* Input rows *
## BEGIN

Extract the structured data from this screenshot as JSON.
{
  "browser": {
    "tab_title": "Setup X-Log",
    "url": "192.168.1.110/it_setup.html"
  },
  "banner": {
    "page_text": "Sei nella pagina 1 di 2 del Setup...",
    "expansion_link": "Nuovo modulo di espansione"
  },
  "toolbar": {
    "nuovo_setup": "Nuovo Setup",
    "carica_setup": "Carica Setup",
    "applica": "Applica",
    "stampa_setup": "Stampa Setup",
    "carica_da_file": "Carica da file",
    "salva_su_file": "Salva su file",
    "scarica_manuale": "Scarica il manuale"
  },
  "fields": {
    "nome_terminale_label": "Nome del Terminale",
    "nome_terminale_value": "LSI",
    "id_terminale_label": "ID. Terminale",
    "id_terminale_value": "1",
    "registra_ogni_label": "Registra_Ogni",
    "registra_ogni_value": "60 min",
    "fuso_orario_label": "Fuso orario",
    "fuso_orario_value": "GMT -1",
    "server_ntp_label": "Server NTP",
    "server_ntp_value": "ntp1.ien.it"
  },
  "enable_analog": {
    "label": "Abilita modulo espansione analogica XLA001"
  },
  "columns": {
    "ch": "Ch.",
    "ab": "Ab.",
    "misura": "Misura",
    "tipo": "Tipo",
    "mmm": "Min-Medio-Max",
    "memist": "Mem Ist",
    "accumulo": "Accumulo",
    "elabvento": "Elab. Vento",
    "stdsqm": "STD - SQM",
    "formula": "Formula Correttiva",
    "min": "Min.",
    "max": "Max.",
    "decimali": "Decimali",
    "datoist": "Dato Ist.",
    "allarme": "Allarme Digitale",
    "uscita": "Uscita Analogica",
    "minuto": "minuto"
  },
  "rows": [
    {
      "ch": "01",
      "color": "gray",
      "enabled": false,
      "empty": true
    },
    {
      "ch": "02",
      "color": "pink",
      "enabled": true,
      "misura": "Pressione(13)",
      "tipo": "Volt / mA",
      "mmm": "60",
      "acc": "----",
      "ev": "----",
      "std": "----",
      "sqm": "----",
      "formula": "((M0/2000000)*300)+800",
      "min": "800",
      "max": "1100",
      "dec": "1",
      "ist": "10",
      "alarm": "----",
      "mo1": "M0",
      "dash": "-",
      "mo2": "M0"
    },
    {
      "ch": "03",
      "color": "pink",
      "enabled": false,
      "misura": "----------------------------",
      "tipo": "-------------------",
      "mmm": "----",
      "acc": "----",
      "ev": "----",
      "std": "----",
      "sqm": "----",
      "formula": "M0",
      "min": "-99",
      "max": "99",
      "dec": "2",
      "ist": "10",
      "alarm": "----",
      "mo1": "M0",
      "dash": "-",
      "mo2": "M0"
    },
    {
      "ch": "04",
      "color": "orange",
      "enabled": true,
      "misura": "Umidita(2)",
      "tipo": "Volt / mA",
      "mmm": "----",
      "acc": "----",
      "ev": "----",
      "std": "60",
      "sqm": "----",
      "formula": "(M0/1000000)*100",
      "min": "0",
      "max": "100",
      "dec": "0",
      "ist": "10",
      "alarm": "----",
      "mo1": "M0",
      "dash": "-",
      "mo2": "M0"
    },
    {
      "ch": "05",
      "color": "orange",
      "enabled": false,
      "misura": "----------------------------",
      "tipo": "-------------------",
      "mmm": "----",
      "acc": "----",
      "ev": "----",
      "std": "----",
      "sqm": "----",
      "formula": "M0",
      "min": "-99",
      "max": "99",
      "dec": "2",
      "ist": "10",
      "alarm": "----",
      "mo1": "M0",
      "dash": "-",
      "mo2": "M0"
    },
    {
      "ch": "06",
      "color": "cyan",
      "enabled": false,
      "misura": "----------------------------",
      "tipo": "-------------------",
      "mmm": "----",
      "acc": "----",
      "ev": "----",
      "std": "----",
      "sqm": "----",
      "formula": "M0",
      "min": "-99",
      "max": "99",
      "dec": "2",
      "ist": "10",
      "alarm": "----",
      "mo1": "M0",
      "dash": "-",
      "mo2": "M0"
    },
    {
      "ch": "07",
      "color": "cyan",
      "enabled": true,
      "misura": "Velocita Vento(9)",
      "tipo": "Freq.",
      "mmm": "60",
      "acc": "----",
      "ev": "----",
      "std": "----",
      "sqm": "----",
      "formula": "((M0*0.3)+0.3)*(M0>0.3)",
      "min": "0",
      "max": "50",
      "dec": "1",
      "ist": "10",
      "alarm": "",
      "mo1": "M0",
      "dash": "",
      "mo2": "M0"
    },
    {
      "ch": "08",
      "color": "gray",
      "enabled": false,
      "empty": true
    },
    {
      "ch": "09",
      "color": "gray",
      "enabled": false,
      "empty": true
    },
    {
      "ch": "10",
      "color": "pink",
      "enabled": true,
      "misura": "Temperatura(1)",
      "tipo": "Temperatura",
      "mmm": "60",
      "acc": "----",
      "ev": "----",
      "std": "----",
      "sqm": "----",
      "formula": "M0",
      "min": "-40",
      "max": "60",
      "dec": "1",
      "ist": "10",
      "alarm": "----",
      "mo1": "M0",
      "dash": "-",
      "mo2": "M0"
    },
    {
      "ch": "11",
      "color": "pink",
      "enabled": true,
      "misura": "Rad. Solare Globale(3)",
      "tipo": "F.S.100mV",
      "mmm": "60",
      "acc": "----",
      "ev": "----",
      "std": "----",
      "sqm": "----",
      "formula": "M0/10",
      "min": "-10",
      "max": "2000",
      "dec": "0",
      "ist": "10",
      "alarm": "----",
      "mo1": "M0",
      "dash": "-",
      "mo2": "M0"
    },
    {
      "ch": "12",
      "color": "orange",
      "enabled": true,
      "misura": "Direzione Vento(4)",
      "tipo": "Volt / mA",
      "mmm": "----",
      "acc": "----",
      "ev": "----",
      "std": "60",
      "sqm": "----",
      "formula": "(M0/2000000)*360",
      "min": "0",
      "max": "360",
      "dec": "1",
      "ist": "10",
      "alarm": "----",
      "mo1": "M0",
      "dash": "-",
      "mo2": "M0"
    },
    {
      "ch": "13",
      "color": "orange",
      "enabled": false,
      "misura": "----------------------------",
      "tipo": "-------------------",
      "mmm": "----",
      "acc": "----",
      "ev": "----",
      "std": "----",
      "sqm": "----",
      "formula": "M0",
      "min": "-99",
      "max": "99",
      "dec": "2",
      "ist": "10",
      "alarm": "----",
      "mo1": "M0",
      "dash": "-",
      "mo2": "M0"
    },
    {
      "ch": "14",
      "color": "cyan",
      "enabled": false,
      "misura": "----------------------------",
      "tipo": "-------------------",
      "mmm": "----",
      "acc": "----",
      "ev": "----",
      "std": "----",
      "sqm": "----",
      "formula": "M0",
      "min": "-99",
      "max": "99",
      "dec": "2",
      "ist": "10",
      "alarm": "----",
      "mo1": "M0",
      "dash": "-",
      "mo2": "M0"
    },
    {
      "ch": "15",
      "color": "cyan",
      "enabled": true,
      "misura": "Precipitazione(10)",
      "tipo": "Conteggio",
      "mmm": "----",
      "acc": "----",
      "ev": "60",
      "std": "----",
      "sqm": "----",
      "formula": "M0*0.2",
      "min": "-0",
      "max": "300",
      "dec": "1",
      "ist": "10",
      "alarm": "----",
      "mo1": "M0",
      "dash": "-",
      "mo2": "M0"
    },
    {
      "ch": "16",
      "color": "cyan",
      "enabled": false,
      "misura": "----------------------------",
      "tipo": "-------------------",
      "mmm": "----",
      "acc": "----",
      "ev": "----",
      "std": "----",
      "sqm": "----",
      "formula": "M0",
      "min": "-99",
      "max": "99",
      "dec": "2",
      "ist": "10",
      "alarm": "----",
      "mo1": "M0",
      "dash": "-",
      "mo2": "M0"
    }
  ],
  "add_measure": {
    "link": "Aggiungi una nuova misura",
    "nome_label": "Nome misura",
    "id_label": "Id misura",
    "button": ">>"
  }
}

## END

* What needs to be done *
Go through the listing above and locate each line that holds the word "espansione". Copy those lines.

* Complete output *
    "expansion_link": "Nuovo modulo di espansione"
    "label": "Abilita modulo espansione analogica XLA001"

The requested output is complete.